-- BEGIN --
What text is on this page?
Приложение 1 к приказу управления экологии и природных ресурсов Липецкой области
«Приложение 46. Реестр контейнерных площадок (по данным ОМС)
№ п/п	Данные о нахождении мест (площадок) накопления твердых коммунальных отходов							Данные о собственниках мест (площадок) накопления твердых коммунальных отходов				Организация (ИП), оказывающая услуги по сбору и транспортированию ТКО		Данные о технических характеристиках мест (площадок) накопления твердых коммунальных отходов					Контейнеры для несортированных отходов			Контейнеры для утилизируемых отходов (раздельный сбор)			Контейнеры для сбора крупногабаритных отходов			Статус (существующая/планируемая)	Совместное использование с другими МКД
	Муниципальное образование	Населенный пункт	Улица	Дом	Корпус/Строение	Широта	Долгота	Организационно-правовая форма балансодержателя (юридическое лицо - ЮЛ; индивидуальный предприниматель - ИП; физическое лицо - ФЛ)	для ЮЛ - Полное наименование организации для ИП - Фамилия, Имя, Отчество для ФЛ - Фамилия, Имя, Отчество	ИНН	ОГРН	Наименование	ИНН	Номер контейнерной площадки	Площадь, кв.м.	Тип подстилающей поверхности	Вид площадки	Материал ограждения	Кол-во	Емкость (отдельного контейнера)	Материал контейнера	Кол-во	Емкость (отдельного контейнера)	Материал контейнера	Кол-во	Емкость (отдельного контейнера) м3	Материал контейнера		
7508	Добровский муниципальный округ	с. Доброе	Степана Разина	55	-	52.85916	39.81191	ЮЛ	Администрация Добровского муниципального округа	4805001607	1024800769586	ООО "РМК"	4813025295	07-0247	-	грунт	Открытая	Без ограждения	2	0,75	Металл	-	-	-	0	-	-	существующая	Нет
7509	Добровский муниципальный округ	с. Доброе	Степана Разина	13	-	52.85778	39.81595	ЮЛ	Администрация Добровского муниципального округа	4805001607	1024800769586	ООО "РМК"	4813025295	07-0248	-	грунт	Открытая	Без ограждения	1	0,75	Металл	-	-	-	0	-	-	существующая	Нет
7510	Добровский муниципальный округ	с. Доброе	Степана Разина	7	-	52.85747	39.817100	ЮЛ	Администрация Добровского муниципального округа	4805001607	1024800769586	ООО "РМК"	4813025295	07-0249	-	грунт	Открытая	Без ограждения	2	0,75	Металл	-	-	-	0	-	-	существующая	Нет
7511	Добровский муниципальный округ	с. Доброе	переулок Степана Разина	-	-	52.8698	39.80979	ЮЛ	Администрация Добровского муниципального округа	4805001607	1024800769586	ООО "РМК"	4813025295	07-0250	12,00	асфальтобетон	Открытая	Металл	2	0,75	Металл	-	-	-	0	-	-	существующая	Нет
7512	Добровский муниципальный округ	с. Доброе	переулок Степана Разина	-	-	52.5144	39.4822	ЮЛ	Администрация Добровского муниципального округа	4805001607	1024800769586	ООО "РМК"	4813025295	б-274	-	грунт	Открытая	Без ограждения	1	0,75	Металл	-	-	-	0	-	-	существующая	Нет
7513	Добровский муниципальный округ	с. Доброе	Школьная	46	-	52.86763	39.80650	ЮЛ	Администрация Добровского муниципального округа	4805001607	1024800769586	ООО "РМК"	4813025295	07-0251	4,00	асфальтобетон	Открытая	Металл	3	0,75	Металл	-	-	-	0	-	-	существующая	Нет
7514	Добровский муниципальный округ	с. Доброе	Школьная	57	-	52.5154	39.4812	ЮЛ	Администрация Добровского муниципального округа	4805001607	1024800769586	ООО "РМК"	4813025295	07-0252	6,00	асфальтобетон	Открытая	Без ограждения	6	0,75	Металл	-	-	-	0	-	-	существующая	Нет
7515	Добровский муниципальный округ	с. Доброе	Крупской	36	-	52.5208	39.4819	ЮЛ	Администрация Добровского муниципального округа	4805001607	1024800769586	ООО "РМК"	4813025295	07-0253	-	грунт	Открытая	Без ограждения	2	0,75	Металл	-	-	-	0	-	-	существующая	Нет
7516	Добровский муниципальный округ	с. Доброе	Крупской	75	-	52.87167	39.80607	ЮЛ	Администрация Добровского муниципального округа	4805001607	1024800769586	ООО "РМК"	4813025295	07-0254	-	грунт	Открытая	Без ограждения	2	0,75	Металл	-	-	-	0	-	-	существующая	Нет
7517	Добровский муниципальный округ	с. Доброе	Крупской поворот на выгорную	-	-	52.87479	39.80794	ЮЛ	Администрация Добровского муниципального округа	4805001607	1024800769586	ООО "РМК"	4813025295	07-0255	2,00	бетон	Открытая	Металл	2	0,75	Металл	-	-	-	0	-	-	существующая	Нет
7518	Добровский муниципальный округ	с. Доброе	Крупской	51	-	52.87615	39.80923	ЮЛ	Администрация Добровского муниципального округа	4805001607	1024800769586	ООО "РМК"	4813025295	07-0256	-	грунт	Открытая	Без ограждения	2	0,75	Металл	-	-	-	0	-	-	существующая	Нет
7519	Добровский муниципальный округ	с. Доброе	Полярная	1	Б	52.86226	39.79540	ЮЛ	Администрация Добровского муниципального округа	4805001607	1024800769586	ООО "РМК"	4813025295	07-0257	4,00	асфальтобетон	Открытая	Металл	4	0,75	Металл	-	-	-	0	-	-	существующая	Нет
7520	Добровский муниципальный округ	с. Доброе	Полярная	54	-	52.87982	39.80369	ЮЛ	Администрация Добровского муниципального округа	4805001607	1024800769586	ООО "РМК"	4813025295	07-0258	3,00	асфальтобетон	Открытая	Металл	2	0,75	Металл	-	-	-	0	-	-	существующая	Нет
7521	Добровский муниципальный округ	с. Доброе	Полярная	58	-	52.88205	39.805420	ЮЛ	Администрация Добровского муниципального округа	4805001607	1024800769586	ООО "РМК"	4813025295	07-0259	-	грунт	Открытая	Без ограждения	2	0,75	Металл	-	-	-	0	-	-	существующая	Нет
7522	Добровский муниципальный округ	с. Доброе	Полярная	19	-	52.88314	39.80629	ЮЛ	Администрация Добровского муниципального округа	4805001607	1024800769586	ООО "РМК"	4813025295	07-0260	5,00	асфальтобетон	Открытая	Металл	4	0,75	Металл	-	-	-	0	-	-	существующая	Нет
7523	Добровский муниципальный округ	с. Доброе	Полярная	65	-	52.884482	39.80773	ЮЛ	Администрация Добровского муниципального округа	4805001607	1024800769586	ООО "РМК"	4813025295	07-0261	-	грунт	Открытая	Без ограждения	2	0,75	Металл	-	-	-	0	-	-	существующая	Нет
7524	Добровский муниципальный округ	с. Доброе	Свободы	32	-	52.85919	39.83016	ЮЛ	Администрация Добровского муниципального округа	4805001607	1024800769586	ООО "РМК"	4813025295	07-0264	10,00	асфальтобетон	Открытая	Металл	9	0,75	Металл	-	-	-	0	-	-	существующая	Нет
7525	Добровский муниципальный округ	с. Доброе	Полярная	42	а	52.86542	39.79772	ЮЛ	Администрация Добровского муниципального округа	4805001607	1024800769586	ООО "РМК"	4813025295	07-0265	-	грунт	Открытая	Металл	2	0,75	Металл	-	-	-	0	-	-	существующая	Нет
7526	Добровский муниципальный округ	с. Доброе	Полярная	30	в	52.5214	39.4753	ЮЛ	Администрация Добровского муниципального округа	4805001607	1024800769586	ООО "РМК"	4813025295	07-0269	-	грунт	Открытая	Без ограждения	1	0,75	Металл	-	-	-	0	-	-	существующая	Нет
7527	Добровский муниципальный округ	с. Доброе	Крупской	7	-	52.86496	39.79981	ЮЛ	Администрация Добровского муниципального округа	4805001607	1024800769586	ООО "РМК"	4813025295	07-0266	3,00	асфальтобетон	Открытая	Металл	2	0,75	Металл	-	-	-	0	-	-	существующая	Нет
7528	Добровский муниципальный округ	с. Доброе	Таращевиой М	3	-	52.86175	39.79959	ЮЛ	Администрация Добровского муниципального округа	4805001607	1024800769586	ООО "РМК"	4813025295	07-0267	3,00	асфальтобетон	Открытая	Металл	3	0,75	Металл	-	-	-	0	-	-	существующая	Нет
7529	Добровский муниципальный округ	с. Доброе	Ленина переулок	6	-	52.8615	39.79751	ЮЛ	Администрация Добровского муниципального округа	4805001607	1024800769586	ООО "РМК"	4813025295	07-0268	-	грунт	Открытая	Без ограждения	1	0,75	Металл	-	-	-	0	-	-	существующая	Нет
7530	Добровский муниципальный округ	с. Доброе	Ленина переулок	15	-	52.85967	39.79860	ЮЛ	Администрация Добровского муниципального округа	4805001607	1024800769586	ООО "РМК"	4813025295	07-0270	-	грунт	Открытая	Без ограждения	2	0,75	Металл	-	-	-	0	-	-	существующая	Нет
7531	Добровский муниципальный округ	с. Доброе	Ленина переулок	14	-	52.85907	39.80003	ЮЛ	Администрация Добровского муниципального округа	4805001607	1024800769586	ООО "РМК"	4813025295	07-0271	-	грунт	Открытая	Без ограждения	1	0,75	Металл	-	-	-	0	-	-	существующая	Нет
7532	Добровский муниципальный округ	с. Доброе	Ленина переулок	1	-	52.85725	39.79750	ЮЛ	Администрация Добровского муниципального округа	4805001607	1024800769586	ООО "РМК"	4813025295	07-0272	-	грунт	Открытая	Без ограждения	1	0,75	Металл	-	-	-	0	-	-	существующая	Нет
-- END --
Among the lines of the data, identify those with the word "Приложение". Copy each of them.

Response below:
Приложение 1 к приказу управления экологии и природных ресурсов Липецкой области
«Приложение 46. Реестр контейнерных площадок (по данным ОМС)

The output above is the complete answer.